-- START OF Provided records --
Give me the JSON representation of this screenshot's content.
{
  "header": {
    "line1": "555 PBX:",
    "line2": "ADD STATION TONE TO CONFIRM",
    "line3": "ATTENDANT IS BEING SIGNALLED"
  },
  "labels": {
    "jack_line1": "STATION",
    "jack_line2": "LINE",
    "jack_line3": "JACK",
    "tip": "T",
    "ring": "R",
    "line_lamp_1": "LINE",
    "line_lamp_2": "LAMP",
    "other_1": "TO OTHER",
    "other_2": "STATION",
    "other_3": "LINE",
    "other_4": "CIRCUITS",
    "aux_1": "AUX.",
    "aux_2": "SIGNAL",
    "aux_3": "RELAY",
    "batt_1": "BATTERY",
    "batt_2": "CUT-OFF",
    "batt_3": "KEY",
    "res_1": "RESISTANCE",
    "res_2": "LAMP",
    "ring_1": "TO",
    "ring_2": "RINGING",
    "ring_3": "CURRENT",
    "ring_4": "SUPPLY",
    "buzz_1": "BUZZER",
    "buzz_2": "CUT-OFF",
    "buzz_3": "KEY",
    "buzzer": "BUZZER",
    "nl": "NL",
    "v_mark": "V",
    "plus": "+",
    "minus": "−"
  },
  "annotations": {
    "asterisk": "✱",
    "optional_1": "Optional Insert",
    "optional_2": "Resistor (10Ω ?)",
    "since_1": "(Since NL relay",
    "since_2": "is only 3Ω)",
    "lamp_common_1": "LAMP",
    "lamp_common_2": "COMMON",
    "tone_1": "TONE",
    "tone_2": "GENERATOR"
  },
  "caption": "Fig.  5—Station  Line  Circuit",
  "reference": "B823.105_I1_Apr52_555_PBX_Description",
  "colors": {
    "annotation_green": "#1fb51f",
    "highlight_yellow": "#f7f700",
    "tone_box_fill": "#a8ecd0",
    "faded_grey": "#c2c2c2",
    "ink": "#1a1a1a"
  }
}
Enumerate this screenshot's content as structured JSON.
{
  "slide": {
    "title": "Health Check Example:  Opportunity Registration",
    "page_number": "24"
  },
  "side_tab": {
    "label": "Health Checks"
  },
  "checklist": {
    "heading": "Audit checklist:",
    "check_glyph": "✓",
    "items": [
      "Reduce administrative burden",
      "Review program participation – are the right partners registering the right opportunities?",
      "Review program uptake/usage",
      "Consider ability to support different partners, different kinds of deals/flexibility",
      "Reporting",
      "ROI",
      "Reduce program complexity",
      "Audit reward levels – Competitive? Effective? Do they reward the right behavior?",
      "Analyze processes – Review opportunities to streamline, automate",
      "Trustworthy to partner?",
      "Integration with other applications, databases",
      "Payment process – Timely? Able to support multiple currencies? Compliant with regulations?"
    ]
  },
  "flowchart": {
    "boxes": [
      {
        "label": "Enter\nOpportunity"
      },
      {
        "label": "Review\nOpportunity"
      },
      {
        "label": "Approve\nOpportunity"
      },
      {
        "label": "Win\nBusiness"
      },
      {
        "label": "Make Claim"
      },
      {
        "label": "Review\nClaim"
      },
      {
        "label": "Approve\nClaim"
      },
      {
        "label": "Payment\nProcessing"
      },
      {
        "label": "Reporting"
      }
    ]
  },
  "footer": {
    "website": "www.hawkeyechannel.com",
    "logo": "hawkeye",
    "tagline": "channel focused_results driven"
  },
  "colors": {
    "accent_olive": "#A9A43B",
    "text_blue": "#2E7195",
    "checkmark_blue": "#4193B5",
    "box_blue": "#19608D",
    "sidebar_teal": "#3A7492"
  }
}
-- END OF Provided records --
Goal of the exercise: Write out the data exactly as it stands.

Answer for the task:
Give me the JSON representation of this screenshot's content.
{
  "header": {
    "line1": "555 PBX:",
    "line2": "ADD STATION TONE TO CONFIRM",
    "line3": "ATTENDANT IS BEING SIGNALLED"
  },
  "labels": {
    "jack_line1": "STATION",
    "jack_line2": "LINE",
    "jack_line3": "JACK",
    "tip": "T",
    "ring": "R",
    "line_lamp_1": "LINE",
    "line_lamp_2": "LAMP",
    "other_1": "TO OTHER",
    "other_2": "STATION",
    "other_3": "LINE",
    "other_4": "CIRCUITS",
    "aux_1": "AUX.",
    "aux_2": "SIGNAL",
    "aux_3": "RELAY",
    "batt_1": "BATTERY",
    "batt_2": "CUT-OFF",
    "batt_3": "KEY",
    "res_1": "RESISTANCE",
    "res_2": "LAMP",
    "ring_1": "TO",
    "ring_2": "RINGING",
    "ring_3": "CURRENT",
    "ring_4": "SUPPLY",
    "buzz_1": "BUZZER",
    "buzz_2": "CUT-OFF",
    "buzz_3": "KEY",
    "buzzer": "BUZZER",
    "nl": "NL",
    "v_mark": "V",
    "plus": "+",
    "minus": "−"
  },
  "annotations": {
    "asterisk": "✱",
    "optional_1": "Optional Insert",
    "optional_2": "Resistor (10Ω ?)",
    "since_1": "(Since NL relay",
    "since_2": "is only 3Ω)",
    "lamp_common_1": "LAMP",
    "lamp_common_2": "COMMON",
    "tone_1": "TONE",
    "tone_2": "GENERATOR"
  },
  "caption": "Fig.  5—Station  Line  Circuit",
  "reference": "B823.105_I1_Apr52_555_PBX_Description",
  "colors": {
    "annotation_green": "#1fb51f",
    "highlight_yellow": "#f7f700",
    "tone_box_fill": "#a8ecd0",
    "faded_grey": "#c2c2c2",
    "ink": "#1a1a1a"
  }
}
Enumerate this screenshot's content as structured JSON.
{
  "slide": {
    "title": "Health Check Example:  Opportunity Registration",
    "page_number": "24"
  },
  "side_tab": {
    "label": "Health Checks"
  },
  "checklist": {
    "heading": "Audit checklist:",
    "check_glyph": "✓",
    "items": [
      "Reduce administrative burden",
      "Review program participation – are the right partners registering the right opportunities?",
      "Review program uptake/usage",
      "Consider ability to support different partners, different kinds of deals/flexibility",
      "Reporting",
      "ROI",
      "Reduce program complexity",
      "Audit reward levels – Competitive? Effective? Do they reward the right behavior?",
      "Analyze processes – Review opportunities to streamline, automate",
      "Trustworthy to partner?",
      "Integration with other applications, databases",
      "Payment process – Timely? Able to support multiple currencies? Compliant with regulations?"
    ]
  },
  "flowchart": {
    "boxes": [
      {
        "label": "Enter\nOpportunity"
      },
      {
        "label": "Review\nOpportunity"
      },
      {
        "label": "Approve\nOpportunity"
      },
      {
        "label": "Win\nBusiness"
      },
      {
        "label": "Make Claim"
      },
      {
        "label": "Review\nClaim"
      },
      {
        "label": "Approve\nClaim"
      },
      {
        "label": "Payment\nProcessing"
      },
      {
        "label": "Reporting"
      }
    ]
  },
  "footer": {
    "website": "www.hawkeyechannel.com",
    "logo": "hawkeye",
    "tagline": "channel focused_results driven"
  },
  "colors": {
    "accent_olive": "#A9A43B",
    "text_blue": "#2E7195",
    "checkmark_blue": "#4193B5",
    "box_blue": "#19608D",
    "sidebar_teal": "#3A7492"
  }
}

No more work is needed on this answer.